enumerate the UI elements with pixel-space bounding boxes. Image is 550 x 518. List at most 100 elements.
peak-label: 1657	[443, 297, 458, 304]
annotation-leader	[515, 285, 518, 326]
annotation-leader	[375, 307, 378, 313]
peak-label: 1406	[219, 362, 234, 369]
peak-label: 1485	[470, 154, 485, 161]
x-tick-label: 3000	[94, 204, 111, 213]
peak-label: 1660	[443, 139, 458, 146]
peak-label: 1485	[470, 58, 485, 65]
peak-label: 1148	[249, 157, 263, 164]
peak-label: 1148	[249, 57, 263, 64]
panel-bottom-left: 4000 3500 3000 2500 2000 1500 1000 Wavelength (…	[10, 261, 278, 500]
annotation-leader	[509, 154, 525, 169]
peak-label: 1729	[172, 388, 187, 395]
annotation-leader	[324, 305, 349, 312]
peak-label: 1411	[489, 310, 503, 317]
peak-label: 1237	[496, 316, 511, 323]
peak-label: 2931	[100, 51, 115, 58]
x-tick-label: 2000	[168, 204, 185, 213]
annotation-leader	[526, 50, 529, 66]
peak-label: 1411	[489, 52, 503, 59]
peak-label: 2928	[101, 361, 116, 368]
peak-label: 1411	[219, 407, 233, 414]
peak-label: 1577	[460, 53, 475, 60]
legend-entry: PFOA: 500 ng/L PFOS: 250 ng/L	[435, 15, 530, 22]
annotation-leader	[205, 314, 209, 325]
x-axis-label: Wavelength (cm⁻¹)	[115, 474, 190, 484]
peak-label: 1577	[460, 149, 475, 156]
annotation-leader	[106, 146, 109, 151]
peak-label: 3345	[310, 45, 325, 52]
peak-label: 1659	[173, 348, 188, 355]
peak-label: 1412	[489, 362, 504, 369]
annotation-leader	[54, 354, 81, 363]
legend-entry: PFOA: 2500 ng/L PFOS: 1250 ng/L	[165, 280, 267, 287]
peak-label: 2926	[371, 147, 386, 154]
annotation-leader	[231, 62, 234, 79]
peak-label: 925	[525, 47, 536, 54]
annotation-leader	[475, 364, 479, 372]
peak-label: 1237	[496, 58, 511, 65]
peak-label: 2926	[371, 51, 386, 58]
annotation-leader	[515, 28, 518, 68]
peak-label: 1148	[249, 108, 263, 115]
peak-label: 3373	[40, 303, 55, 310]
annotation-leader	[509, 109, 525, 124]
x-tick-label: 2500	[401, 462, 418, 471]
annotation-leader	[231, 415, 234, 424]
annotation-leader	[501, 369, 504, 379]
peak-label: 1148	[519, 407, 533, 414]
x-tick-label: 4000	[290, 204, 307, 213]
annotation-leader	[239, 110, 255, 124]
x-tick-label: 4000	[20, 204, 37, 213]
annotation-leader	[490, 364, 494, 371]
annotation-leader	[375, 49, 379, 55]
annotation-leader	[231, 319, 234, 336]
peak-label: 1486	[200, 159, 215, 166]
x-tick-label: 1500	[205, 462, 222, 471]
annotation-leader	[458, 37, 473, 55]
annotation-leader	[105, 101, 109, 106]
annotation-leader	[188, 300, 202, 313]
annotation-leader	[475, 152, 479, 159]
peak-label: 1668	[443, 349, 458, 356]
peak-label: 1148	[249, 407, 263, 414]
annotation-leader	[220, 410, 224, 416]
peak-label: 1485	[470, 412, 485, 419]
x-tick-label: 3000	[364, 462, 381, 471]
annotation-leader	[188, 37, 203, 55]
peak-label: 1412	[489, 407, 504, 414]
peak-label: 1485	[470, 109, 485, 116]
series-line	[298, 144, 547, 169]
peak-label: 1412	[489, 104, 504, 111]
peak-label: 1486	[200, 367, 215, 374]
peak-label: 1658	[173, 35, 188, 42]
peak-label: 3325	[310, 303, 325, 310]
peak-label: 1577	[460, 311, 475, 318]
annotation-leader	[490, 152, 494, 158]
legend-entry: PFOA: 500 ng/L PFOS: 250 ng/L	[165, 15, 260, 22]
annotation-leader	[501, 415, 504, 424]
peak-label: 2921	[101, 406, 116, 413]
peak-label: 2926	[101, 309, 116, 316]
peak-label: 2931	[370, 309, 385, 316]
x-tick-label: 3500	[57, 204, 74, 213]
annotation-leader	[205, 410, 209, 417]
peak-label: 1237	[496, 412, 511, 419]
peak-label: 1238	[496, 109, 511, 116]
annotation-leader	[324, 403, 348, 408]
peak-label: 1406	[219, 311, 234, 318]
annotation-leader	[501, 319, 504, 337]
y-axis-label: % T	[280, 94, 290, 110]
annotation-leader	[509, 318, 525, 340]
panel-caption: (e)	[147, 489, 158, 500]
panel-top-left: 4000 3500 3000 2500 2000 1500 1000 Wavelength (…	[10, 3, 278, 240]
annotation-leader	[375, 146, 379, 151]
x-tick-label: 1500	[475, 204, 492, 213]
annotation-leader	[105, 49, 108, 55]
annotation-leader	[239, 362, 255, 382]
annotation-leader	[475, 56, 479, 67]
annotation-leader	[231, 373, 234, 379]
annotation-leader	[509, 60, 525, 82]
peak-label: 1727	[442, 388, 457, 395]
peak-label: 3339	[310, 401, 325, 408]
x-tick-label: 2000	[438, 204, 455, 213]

⁂

What to do :: Copy the listing above line for line, leaving every entry unchanged.

Written response ::
enumerate the UI elements with pixel-space bounding boxes. Image is 550 x 518. List at most 100 elements.
peak-label: 1657	[443, 297, 458, 304]
annotation-leader	[515, 285, 518, 326]
annotation-leader	[375, 307, 378, 313]
peak-label: 1406	[219, 362, 234, 369]
peak-label: 1485	[470, 154, 485, 161]
x-tick-label: 3000	[94, 204, 111, 213]
peak-label: 1660	[443, 139, 458, 146]
peak-label: 1485	[470, 58, 485, 65]
peak-label: 1148	[249, 157, 263, 164]
peak-label: 1148	[249, 57, 263, 64]
panel-bottom-left: 4000 3500 3000 2500 2000 1500 1000 Wavelength (…	[10, 261, 278, 500]
annotation-leader	[509, 154, 525, 169]
peak-label: 1729	[172, 388, 187, 395]
annotation-leader	[324, 305, 349, 312]
peak-label: 1411	[489, 310, 503, 317]
peak-label: 1237	[496, 316, 511, 323]
peak-label: 2931	[100, 51, 115, 58]
x-tick-label: 2000	[168, 204, 185, 213]
annotation-leader	[526, 50, 529, 66]
peak-label: 1411	[489, 52, 503, 59]
peak-label: 2928	[101, 361, 116, 368]
peak-label: 1411	[219, 407, 233, 414]
peak-label: 1577	[460, 53, 475, 60]
legend-entry: PFOA: 500 ng/L PFOS: 250 ng/L	[435, 15, 530, 22]
annotation-leader	[205, 314, 209, 325]
x-axis-label: Wavelength (cm⁻¹)	[115, 474, 190, 484]
peak-label: 1577	[460, 149, 475, 156]
annotation-leader	[106, 146, 109, 151]
peak-label: 3345	[310, 45, 325, 52]
peak-label: 1659	[173, 348, 188, 355]
peak-label: 1412	[489, 362, 504, 369]
annotation-leader	[54, 354, 81, 363]
legend-entry: PFOA: 2500 ng/L PFOS: 1250 ng/L	[165, 280, 267, 287]
peak-label: 2926	[371, 147, 386, 154]
annotation-leader	[231, 62, 234, 79]
peak-label: 925	[525, 47, 536, 54]
annotation-leader	[475, 364, 479, 372]
peak-label: 1237	[496, 58, 511, 65]
peak-label: 2926	[371, 51, 386, 58]
annotation-leader	[515, 28, 518, 68]
peak-label: 1148	[249, 108, 263, 115]
peak-label: 3373	[40, 303, 55, 310]
annotation-leader	[509, 109, 525, 124]
x-tick-label: 2500	[401, 462, 418, 471]
annotation-leader	[231, 415, 234, 424]
annotation-leader	[501, 369, 504, 379]
peak-label: 1148	[519, 407, 533, 414]
x-tick-label: 4000	[290, 204, 307, 213]
annotation-leader	[239, 110, 255, 124]
x-tick-label: 4000	[20, 204, 37, 213]
annotation-leader	[490, 364, 494, 371]
annotation-leader	[375, 49, 379, 55]
annotation-leader	[231, 319, 234, 336]
peak-label: 1486	[200, 159, 215, 166]
x-tick-label: 1500	[205, 462, 222, 471]
annotation-leader	[458, 37, 473, 55]
annotation-leader	[105, 101, 109, 106]
annotation-leader	[188, 300, 202, 313]
annotation-leader	[475, 152, 479, 159]
peak-label: 1668	[443, 349, 458, 356]
peak-label: 1148	[249, 407, 263, 414]
annotation-leader	[220, 410, 224, 416]
peak-label: 1485	[470, 412, 485, 419]
x-tick-label: 3000	[364, 462, 381, 471]
annotation-leader	[188, 37, 203, 55]
peak-label: 1412	[489, 407, 504, 414]
peak-label: 1485	[470, 109, 485, 116]
series-line	[298, 144, 547, 169]
peak-label: 1412	[489, 104, 504, 111]
peak-label: 1486	[200, 367, 215, 374]
peak-label: 1658	[173, 35, 188, 42]
peak-label: 3325	[310, 303, 325, 310]
peak-label: 1577	[460, 311, 475, 318]
annotation-leader	[490, 152, 494, 158]
legend-entry: PFOA: 500 ng/L PFOS: 250 ng/L	[165, 15, 260, 22]
annotation-leader	[501, 415, 504, 424]
peak-label: 2921	[101, 406, 116, 413]
peak-label: 2926	[101, 309, 116, 316]
peak-label: 2931	[370, 309, 385, 316]
x-tick-label: 3500	[57, 204, 74, 213]
annotation-leader	[205, 410, 209, 417]
peak-label: 1237	[496, 412, 511, 419]
peak-label: 1238	[496, 109, 511, 116]
annotation-leader	[324, 403, 348, 408]
peak-label: 1406	[219, 311, 234, 318]
annotation-leader	[501, 319, 504, 337]
y-axis-label: % T	[280, 94, 290, 110]
annotation-leader	[509, 318, 525, 340]
panel-caption: (e)	[147, 489, 158, 500]
panel-top-left: 4000 3500 3000 2500 2000 1500 1000 Wavelength (…	[10, 3, 278, 240]
annotation-leader	[375, 146, 379, 151]
x-tick-label: 1500	[475, 204, 492, 213]
annotation-leader	[105, 49, 108, 55]
annotation-leader	[239, 362, 255, 382]
annotation-leader	[475, 56, 479, 67]
annotation-leader	[231, 373, 234, 379]
annotation-leader	[509, 60, 525, 82]
peak-label: 1727	[442, 388, 457, 395]
peak-label: 3339	[310, 401, 325, 408]
x-tick-label: 2000	[438, 204, 455, 213]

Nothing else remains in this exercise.